Write out each line in which the string "fwhm" is present.

───── PROVIDED INFORMATION ─────

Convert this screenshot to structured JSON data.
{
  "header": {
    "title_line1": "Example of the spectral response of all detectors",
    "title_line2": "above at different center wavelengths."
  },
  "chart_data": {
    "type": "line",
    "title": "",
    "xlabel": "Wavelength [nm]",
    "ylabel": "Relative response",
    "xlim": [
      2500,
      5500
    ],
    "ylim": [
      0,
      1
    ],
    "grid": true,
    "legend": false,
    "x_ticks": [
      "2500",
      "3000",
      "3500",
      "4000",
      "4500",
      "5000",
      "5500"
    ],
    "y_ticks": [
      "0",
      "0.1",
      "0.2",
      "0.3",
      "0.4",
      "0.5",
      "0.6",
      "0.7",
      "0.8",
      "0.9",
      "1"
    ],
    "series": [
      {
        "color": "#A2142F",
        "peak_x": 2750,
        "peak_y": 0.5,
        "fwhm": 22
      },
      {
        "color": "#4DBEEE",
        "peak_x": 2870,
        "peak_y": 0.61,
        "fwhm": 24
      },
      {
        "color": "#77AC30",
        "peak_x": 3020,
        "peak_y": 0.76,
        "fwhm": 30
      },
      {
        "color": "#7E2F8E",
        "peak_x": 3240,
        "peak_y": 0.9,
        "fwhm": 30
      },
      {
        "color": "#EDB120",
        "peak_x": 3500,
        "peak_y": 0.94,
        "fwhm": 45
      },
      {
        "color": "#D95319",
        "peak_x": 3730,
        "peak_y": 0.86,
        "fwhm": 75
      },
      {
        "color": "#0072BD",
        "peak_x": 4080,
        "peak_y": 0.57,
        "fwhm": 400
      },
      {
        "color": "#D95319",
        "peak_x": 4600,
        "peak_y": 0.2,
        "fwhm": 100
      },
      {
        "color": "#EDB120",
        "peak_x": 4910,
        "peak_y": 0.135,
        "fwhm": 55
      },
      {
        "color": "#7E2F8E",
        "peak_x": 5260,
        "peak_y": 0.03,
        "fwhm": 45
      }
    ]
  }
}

─────

• [SOLUTION TO THE EXERCISE]
        "fwhm": 22
        "fwhm": 24
        "fwhm": 30
        "fwhm": 30
        "fwhm": 45
        "fwhm": 75
        "fwhm": 400
        "fwhm": 100
        "fwhm": 55
        "fwhm": 45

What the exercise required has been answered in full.